*Work instructions*. Images embedded in the records are excluded; print everything else exactly as given.
** START Data to process **
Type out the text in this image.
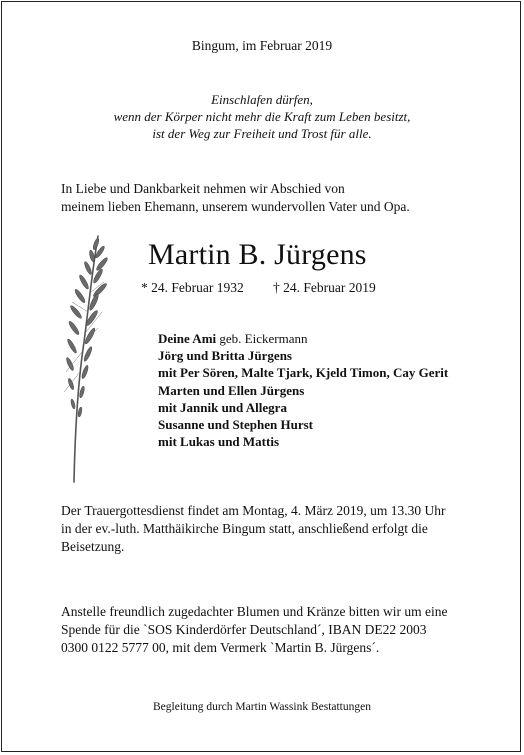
Bingum, im Februar 2019

Einschlafen dürfen,
wenn der Körper nicht mehr die Kraft zum Leben besitzt,
ist der Weg zur Freiheit und Trost für alle.
In Liebe und Dankbarkeit nehmen wir Abschied von
meinem lieben Ehemann, unserem wundervollen Vater und Opa.

Martin B. Jürgens

* 24. Februar 1932 † 24. Februar 2019

Deine Ami geb. Eickermann
Jörg und Britta Jürgens
mit Per Sören, Malte Tjark, Kjeld Timon, Cay Gerit
Marten und Ellen Jürgens
mit Jannik und Allegra
Susanne und Stephen Hurst
mit Lukas und Mattis
Der Trauergottesdienst findet am Montag, 4. März 2019, um 13.30 Uhr
in der ev.-luth. Matthäikirche Bingum statt, anschließend erfolgt die
Beisetzung.
Anstelle freundlich zugedachter Blumen und Kränze bitten wir um eine
Spende für die `SOS Kinderdörfer Deutschland´, IBAN DE22 2003
0300 0122 5777 00, mit dem Vermerk `Martin B. Jürgens´.

Begleitung durch Martin Wassink Bestattungen
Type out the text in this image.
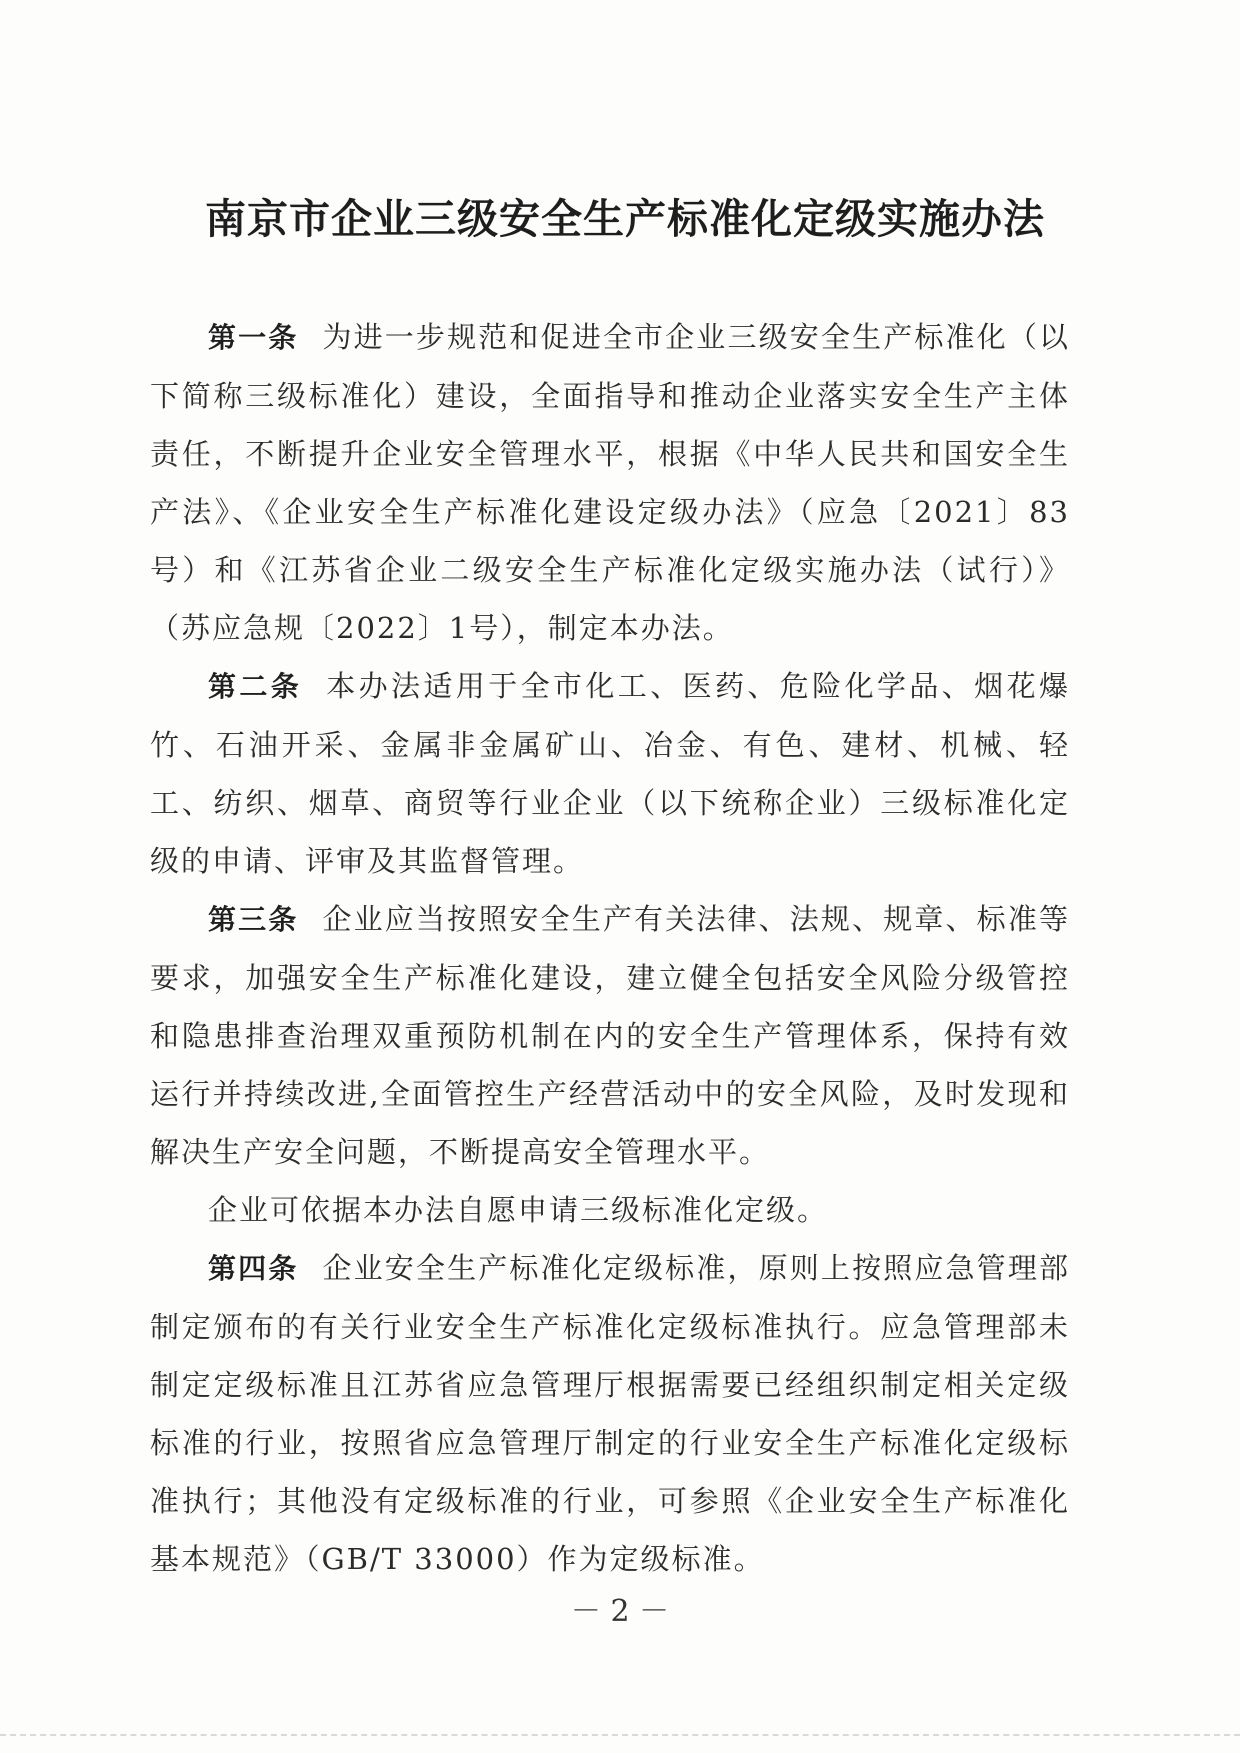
南京市企业三级安全生产标准化定级实施办法

第一条 为进一步规范和促进全市企业三级安全生产标准化（以下简称三级标准化）建设，全面指导和推动企业落实安全生产主体责任，不断提升企业安全管理水平，根据《中华人民共和国安全生产法》、《企业安全生产标准化建设定级办法》（应急〔2021〕83号）和《江苏省企业二级安全生产标准化定级实施办法（试行）》（苏应急规〔2022〕1号），制定本办法。

第二条 本办法适用于全市化工、医药、危险化学品、烟花爆竹、石油开采、金属非金属矿山、冶金、有色、建材、机械、轻工、纺织、烟草、商贸等行业企业（以下统称企业）三级标准化定级的申请、评审及其监督管理。

第三条 企业应当按照安全生产有关法律、法规、规章、标准等要求，加强安全生产标准化建设，建立健全包括安全风险分级管控和隐患排查治理双重预防机制在内的安全生产管理体系，保持有效运行并持续改进,全面管控生产经营活动中的安全风险，及时发现和解决生产安全问题，不断提高安全管理水平。

企业可依据本办法自愿申请三级标准化定级。

第四条 企业安全生产标准化定级标准，原则上按照应急管理部制定颁布的有关行业安全生产标准化定级标准执行。应急管理部未制定定级标准且江苏省应急管理厅根据需要已经组织制定相关定级标准的行业，按照省应急管理厅制定的行业安全生产标准化定级标准执行；其他没有定级标准的行业，可参照《企业安全生产标准化基本规范》（GB/T 33000）作为定级标准。

－ 2 －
** END Data to process **
*Exercise response*.
Type out the text in this image.
Bingum, im Februar 2019

Einschlafen dürfen,
wenn der Körper nicht mehr die Kraft zum Leben besitzt,
ist der Weg zur Freiheit und Trost für alle.
In Liebe und Dankbarkeit nehmen wir Abschied von
meinem lieben Ehemann, unserem wundervollen Vater und Opa.

Martin B. Jürgens

* 24. Februar 1932 † 24. Februar 2019

Deine Ami geb. Eickermann
Jörg und Britta Jürgens
mit Per Sören, Malte Tjark, Kjeld Timon, Cay Gerit
Marten und Ellen Jürgens
mit Jannik und Allegra
Susanne und Stephen Hurst
mit Lukas und Mattis
Der Trauergottesdienst findet am Montag, 4. März 2019, um 13.30 Uhr
in der ev.-luth. Matthäikirche Bingum statt, anschließend erfolgt die
Beisetzung.
Anstelle freundlich zugedachter Blumen und Kränze bitten wir um eine
Spende für die `SOS Kinderdörfer Deutschland´, IBAN DE22 2003
0300 0122 5777 00, mit dem Vermerk `Martin B. Jürgens´.

Begleitung durch Martin Wassink Bestattungen
Type out the text in this image.
南京市企业三级安全生产标准化定级实施办法

第一条 为进一步规范和促进全市企业三级安全生产标准化（以下简称三级标准化）建设，全面指导和推动企业落实安全生产主体责任，不断提升企业安全管理水平，根据《中华人民共和国安全生产法》、《企业安全生产标准化建设定级办法》（应急〔2021〕83号）和《江苏省企业二级安全生产标准化定级实施办法（试行）》（苏应急规〔2022〕1号），制定本办法。

第二条 本办法适用于全市化工、医药、危险化学品、烟花爆竹、石油开采、金属非金属矿山、冶金、有色、建材、机械、轻工、纺织、烟草、商贸等行业企业（以下统称企业）三级标准化定级的申请、评审及其监督管理。

第三条 企业应当按照安全生产有关法律、法规、规章、标准等要求，加强安全生产标准化建设，建立健全包括安全风险分级管控和隐患排查治理双重预防机制在内的安全生产管理体系，保持有效运行并持续改进,全面管控生产经营活动中的安全风险，及时发现和解决生产安全问题，不断提高安全管理水平。

企业可依据本办法自愿申请三级标准化定级。

第四条 企业安全生产标准化定级标准，原则上按照应急管理部制定颁布的有关行业安全生产标准化定级标准执行。应急管理部未制定定级标准且江苏省应急管理厅根据需要已经组织制定相关定级标准的行业，按照省应急管理厅制定的行业安全生产标准化定级标准执行；其他没有定级标准的行业，可参照《企业安全生产标准化基本规范》（GB/T 33000）作为定级标准。

－ 2 －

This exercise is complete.